Will you print the material below without altering a single character?

** START The input **

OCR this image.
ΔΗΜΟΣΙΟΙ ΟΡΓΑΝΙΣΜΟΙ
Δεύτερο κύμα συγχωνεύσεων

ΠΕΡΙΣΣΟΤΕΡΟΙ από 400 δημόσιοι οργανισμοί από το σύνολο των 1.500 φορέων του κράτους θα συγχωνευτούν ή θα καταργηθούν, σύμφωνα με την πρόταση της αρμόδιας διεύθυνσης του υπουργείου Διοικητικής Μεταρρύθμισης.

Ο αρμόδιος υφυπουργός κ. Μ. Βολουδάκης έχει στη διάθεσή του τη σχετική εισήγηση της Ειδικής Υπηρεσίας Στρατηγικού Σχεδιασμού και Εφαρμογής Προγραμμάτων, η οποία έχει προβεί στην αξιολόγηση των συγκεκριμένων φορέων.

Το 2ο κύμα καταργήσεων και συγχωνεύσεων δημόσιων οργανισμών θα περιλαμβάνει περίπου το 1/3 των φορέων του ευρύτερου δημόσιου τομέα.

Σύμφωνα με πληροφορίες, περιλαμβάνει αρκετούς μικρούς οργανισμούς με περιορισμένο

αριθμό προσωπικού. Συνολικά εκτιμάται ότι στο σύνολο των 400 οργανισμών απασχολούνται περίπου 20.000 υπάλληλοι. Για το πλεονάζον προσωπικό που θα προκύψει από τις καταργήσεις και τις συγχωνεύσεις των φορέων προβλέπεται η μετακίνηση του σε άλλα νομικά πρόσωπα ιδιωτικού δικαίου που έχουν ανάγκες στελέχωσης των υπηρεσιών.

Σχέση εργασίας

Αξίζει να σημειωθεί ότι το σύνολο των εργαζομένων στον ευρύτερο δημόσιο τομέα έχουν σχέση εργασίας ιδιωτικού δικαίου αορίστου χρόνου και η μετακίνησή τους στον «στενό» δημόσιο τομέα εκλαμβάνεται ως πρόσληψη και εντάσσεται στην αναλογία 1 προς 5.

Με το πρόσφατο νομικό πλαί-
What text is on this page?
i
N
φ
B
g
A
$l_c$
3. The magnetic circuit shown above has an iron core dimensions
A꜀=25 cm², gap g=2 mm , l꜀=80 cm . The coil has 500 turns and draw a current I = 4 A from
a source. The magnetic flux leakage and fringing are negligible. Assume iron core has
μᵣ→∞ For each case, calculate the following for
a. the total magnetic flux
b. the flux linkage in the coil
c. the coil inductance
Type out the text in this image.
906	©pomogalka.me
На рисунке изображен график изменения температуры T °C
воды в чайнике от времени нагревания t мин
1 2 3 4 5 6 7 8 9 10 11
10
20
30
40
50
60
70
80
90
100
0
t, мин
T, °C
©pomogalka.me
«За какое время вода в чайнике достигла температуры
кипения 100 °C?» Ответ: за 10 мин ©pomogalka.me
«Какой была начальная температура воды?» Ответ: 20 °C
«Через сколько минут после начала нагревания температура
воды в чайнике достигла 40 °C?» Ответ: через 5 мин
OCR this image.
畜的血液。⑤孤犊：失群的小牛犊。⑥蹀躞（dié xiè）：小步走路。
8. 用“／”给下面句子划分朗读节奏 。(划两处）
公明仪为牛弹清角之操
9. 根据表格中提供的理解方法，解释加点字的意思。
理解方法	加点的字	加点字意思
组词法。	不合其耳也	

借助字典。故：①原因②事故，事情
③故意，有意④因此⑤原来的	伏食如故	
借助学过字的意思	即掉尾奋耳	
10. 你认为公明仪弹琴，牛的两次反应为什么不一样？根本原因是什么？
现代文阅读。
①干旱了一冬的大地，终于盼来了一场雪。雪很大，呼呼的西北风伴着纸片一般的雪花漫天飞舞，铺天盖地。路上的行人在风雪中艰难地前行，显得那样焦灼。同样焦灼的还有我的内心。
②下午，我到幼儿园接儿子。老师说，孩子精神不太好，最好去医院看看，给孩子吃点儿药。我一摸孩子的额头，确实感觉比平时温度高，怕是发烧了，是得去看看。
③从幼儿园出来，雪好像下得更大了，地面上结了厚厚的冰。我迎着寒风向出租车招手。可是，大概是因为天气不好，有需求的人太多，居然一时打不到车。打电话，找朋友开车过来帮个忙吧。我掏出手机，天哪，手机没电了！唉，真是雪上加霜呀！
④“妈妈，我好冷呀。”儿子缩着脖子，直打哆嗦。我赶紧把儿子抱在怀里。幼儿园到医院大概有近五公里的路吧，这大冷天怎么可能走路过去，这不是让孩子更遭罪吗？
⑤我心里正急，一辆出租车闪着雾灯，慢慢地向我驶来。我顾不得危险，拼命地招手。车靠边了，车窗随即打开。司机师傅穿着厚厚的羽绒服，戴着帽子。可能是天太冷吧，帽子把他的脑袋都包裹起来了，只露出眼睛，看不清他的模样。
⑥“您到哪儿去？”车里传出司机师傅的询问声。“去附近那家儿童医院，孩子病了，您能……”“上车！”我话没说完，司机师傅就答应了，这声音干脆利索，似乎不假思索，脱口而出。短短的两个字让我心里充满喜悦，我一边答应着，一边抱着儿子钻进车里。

** END The input **

→ **Exercise result**:
OCR this image.
ΔΗΜΟΣΙΟΙ ΟΡΓΑΝΙΣΜΟΙ
Δεύτερο κύμα συγχωνεύσεων

ΠΕΡΙΣΣΟΤΕΡΟΙ από 400 δημόσιοι οργανισμοί από το σύνολο των 1.500 φορέων του κράτους θα συγχωνευτούν ή θα καταργηθούν, σύμφωνα με την πρόταση της αρμόδιας διεύθυνσης του υπουργείου Διοικητικής Μεταρρύθμισης.

Ο αρμόδιος υφυπουργός κ. Μ. Βολουδάκης έχει στη διάθεσή του τη σχετική εισήγηση της Ειδικής Υπηρεσίας Στρατηγικού Σχεδιασμού και Εφαρμογής Προγραμμάτων, η οποία έχει προβεί στην αξιολόγηση των συγκεκριμένων φορέων.

Το 2ο κύμα καταργήσεων και συγχωνεύσεων δημόσιων οργανισμών θα περιλαμβάνει περίπου το 1/3 των φορέων του ευρύτερου δημόσιου τομέα.

Σύμφωνα με πληροφορίες, περιλαμβάνει αρκετούς μικρούς οργανισμούς με περιορισμένο

αριθμό προσωπικού. Συνολικά εκτιμάται ότι στο σύνολο των 400 οργανισμών απασχολούνται περίπου 20.000 υπάλληλοι. Για το πλεονάζον προσωπικό που θα προκύψει από τις καταργήσεις και τις συγχωνεύσεις των φορέων προβλέπεται η μετακίνηση του σε άλλα νομικά πρόσωπα ιδιωτικού δικαίου που έχουν ανάγκες στελέχωσης των υπηρεσιών.

Σχέση εργασίας

Αξίζει να σημειωθεί ότι το σύνολο των εργαζομένων στον ευρύτερο δημόσιο τομέα έχουν σχέση εργασίας ιδιωτικού δικαίου αορίστου χρόνου και η μετακίνησή τους στον «στενό» δημόσιο τομέα εκλαμβάνεται ως πρόσληψη και εντάσσεται στην αναλογία 1 προς 5.

Με το πρόσφατο νομικό πλαί-
What text is on this page?
i
N
φ
B
g
A
$l_c$
3. The magnetic circuit shown above has an iron core dimensions
A꜀=25 cm², gap g=2 mm , l꜀=80 cm . The coil has 500 turns and draw a current I = 4 A from
a source. The magnetic flux leakage and fringing are negligible. Assume iron core has
μᵣ→∞ For each case, calculate the following for
a. the total magnetic flux
b. the flux linkage in the coil
c. the coil inductance
Type out the text in this image.
906	©pomogalka.me
На рисунке изображен график изменения температуры T °C
воды в чайнике от времени нагревания t мин
1 2 3 4 5 6 7 8 9 10 11
10
20
30
40
50
60
70
80
90
100
0
t, мин
T, °C
©pomogalka.me
«За какое время вода в чайнике достигла температуры
кипения 100 °C?» Ответ: за 10 мин ©pomogalka.me
«Какой была начальная температура воды?» Ответ: 20 °C
«Через сколько минут после начала нагревания температура
воды в чайнике достигла 40 °C?» Ответ: через 5 мин
OCR this image.
畜的血液。⑤孤犊：失群的小牛犊。⑥蹀躞（dié xiè）：小步走路。
8. 用“／”给下面句子划分朗读节奏 。(划两处）
公明仪为牛弹清角之操
9. 根据表格中提供的理解方法，解释加点字的意思。
理解方法	加点的字	加点字意思
组词法。	不合其耳也	

借助字典。故：①原因②事故，事情
③故意，有意④因此⑤原来的	伏食如故	
借助学过字的意思	即掉尾奋耳	
10. 你认为公明仪弹琴，牛的两次反应为什么不一样？根本原因是什么？
现代文阅读。
①干旱了一冬的大地，终于盼来了一场雪。雪很大，呼呼的西北风伴着纸片一般的雪花漫天飞舞，铺天盖地。路上的行人在风雪中艰难地前行，显得那样焦灼。同样焦灼的还有我的内心。
②下午，我到幼儿园接儿子。老师说，孩子精神不太好，最好去医院看看，给孩子吃点儿药。我一摸孩子的额头，确实感觉比平时温度高，怕是发烧了，是得去看看。
③从幼儿园出来，雪好像下得更大了，地面上结了厚厚的冰。我迎着寒风向出租车招手。可是，大概是因为天气不好，有需求的人太多，居然一时打不到车。打电话，找朋友开车过来帮个忙吧。我掏出手机，天哪，手机没电了！唉，真是雪上加霜呀！
④“妈妈，我好冷呀。”儿子缩着脖子，直打哆嗦。我赶紧把儿子抱在怀里。幼儿园到医院大概有近五公里的路吧，这大冷天怎么可能走路过去，这不是让孩子更遭罪吗？
⑤我心里正急，一辆出租车闪着雾灯，慢慢地向我驶来。我顾不得危险，拼命地招手。车靠边了，车窗随即打开。司机师傅穿着厚厚的羽绒服，戴着帽子。可能是天太冷吧，帽子把他的脑袋都包裹起来了，只露出眼睛，看不清他的模样。
⑥“您到哪儿去？”车里传出司机师傅的询问声。“去附近那家儿童医院，孩子病了，您能……”“上车！”我话没说完，司机师傅就答应了，这声音干脆利索，似乎不假思索，脱口而出。短短的两个字让我心里充满喜悦，我一边答应着，一边抱着儿子钻进车里。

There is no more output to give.